**Task statement**
Keep the images out and copy every entry below exactly.

(Stored records)
# # # # # # #

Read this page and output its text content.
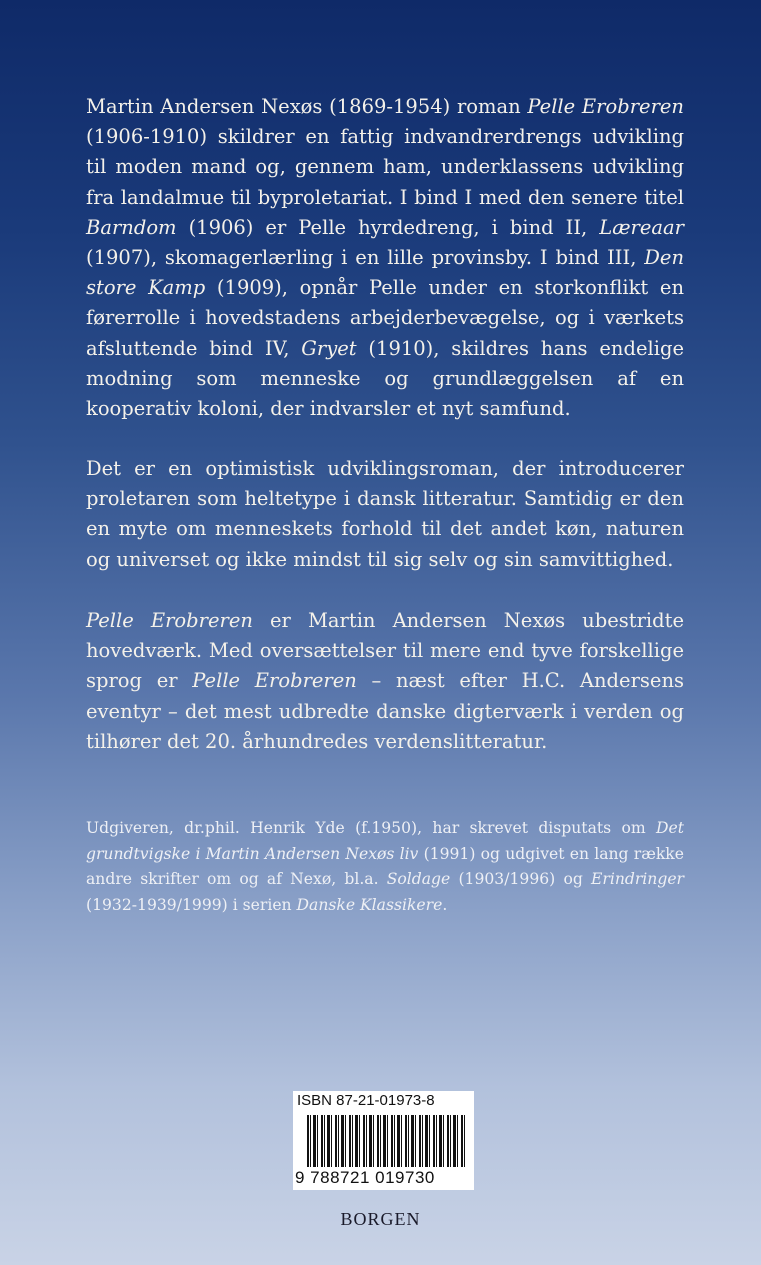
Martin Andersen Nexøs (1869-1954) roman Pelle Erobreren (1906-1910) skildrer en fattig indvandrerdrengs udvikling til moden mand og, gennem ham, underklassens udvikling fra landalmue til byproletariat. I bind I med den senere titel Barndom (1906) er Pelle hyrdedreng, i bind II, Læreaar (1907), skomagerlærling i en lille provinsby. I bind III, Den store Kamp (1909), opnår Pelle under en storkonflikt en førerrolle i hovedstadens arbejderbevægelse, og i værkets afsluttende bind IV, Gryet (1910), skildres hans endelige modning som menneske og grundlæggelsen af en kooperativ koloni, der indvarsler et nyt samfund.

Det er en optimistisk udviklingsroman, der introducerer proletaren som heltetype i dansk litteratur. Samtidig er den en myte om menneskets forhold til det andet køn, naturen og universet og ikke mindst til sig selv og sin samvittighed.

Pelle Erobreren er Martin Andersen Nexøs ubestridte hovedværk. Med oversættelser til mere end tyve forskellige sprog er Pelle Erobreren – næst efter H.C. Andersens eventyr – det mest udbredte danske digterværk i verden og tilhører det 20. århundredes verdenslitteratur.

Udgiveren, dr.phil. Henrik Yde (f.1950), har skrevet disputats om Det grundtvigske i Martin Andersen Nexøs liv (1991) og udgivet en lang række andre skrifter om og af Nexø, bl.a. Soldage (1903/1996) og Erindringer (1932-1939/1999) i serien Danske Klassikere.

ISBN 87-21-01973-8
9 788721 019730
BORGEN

# # # # # # #

**Full answer**
Read this page and output its text content.
Martin Andersen Nexøs (1869-1954) roman Pelle Erobreren (1906-1910) skildrer en fattig indvandrerdrengs udvikling til moden mand og, gennem ham, underklassens udvikling fra landalmue til byproletariat. I bind I med den senere titel Barndom (1906) er Pelle hyrdedreng, i bind II, Læreaar (1907), skomagerlærling i en lille provinsby. I bind III, Den store Kamp (1909), opnår Pelle under en storkonflikt en førerrolle i hovedstadens arbejderbevægelse, og i værkets afsluttende bind IV, Gryet (1910), skildres hans endelige modning som menneske og grundlæggelsen af en kooperativ koloni, der indvarsler et nyt samfund.

Det er en optimistisk udviklingsroman, der introducerer proletaren som heltetype i dansk litteratur. Samtidig er den en myte om menneskets forhold til det andet køn, naturen og universet og ikke mindst til sig selv og sin samvittighed.

Pelle Erobreren er Martin Andersen Nexøs ubestridte hovedværk. Med oversættelser til mere end tyve forskellige sprog er Pelle Erobreren – næst efter H.C. Andersens eventyr – det mest udbredte danske digterværk i verden og tilhører det 20. århundredes verdenslitteratur.

Udgiveren, dr.phil. Henrik Yde (f.1950), har skrevet disputats om Det grundtvigske i Martin Andersen Nexøs liv (1991) og udgivet en lang række andre skrifter om og af Nexø, bl.a. Soldage (1903/1996) og Erindringer (1932-1939/1999) i serien Danske Klassikere.

ISBN 87-21-01973-8
9 788721 019730
BORGEN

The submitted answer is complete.